— INSTRUCTION —
Your task is to extract every line from the material below exactly.

※ ※ ※

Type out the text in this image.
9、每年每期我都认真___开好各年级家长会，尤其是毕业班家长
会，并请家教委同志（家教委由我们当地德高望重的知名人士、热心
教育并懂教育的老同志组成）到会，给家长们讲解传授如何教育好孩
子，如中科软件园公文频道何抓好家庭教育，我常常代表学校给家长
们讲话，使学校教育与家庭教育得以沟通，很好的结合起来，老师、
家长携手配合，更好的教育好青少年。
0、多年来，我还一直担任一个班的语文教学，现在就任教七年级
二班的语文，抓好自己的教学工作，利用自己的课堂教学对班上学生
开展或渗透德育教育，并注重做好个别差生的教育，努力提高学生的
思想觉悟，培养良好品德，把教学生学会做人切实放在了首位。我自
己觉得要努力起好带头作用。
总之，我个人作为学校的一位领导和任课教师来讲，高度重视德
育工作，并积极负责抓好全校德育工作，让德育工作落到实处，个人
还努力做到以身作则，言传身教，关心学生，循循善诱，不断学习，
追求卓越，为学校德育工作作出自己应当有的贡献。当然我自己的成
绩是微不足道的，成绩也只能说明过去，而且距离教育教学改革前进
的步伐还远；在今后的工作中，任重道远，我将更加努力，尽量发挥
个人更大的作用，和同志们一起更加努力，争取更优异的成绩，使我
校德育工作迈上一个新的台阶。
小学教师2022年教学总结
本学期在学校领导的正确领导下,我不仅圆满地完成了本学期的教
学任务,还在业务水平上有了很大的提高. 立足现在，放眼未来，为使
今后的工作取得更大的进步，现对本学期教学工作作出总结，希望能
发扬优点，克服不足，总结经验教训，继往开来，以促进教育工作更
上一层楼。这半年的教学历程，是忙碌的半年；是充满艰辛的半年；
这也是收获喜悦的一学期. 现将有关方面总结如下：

※ ※ ※

— RESPONSE FOR THIS EXERCISE —
Type out the text in this image.
9、每年每期我都认真___开好各年级家长会，尤其是毕业班家长
会，并请家教委同志（家教委由我们当地德高望重的知名人士、热心
教育并懂教育的老同志组成）到会，给家长们讲解传授如何教育好孩
子，如中科软件园公文频道何抓好家庭教育，我常常代表学校给家长
们讲话，使学校教育与家庭教育得以沟通，很好的结合起来，老师、
家长携手配合，更好的教育好青少年。
0、多年来，我还一直担任一个班的语文教学，现在就任教七年级
二班的语文，抓好自己的教学工作，利用自己的课堂教学对班上学生
开展或渗透德育教育，并注重做好个别差生的教育，努力提高学生的
思想觉悟，培养良好品德，把教学生学会做人切实放在了首位。我自
己觉得要努力起好带头作用。
总之，我个人作为学校的一位领导和任课教师来讲，高度重视德
育工作，并积极负责抓好全校德育工作，让德育工作落到实处，个人
还努力做到以身作则，言传身教，关心学生，循循善诱，不断学习，
追求卓越，为学校德育工作作出自己应当有的贡献。当然我自己的成
绩是微不足道的，成绩也只能说明过去，而且距离教育教学改革前进
的步伐还远；在今后的工作中，任重道远，我将更加努力，尽量发挥
个人更大的作用，和同志们一起更加努力，争取更优异的成绩，使我
校德育工作迈上一个新的台阶。
小学教师2022年教学总结
本学期在学校领导的正确领导下,我不仅圆满地完成了本学期的教
学任务,还在业务水平上有了很大的提高. 立足现在，放眼未来，为使
今后的工作取得更大的进步，现对本学期教学工作作出总结，希望能
发扬优点，克服不足，总结经验教训，继往开来，以促进教育工作更
上一层楼。这半年的教学历程，是忙碌的半年；是充满艰辛的半年；
这也是收获喜悦的一学期. 现将有关方面总结如下：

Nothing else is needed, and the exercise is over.